THE PROBLEM:
Search the material below for the string "background" and extract each line that has it.

DATA FOR THIS EXERCISE:
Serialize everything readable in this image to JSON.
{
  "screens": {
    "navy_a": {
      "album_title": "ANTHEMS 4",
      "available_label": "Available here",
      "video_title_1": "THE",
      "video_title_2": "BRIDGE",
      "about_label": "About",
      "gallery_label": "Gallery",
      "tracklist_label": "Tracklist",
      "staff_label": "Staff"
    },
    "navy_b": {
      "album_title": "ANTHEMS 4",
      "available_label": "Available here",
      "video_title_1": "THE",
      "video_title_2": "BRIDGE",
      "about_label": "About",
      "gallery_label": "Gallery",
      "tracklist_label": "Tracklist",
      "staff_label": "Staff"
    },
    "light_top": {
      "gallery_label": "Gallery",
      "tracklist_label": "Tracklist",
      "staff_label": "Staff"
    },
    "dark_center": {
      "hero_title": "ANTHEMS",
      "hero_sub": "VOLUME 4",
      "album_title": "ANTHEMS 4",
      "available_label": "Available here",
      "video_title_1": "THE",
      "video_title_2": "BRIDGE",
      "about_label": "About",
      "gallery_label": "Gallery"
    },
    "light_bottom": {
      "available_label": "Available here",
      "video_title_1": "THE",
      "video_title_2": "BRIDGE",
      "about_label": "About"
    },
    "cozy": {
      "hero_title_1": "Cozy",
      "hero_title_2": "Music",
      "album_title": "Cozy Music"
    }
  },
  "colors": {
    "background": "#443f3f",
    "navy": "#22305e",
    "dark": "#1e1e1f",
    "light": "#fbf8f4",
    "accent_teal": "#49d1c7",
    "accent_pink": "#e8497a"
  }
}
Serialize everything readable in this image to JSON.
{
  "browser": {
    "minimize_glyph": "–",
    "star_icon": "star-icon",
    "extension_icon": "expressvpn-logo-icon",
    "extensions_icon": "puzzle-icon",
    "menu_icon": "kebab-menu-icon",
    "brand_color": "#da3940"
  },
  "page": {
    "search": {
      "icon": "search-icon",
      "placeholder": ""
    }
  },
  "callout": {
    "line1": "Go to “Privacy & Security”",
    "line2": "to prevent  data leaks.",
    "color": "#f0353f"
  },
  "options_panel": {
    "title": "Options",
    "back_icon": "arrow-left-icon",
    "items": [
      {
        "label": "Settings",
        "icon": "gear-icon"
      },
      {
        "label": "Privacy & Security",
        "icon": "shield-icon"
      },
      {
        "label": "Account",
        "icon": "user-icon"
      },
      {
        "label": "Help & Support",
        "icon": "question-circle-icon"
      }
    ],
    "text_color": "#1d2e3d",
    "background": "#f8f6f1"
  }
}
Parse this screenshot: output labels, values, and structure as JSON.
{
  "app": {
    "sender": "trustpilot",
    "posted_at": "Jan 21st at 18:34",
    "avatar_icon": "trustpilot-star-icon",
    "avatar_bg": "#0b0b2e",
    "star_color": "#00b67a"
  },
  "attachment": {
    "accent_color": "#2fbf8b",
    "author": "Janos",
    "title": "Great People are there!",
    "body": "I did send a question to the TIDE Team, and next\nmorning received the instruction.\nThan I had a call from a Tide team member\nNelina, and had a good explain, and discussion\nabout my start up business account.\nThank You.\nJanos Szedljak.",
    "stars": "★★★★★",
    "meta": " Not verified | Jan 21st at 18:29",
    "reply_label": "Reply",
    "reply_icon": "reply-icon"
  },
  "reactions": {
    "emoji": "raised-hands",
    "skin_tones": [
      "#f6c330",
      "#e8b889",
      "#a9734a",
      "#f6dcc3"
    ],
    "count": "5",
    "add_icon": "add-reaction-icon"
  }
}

REPLY TO THE EXERCISE:
    "background": "#443f3f",
    "background": "#f8f6f1"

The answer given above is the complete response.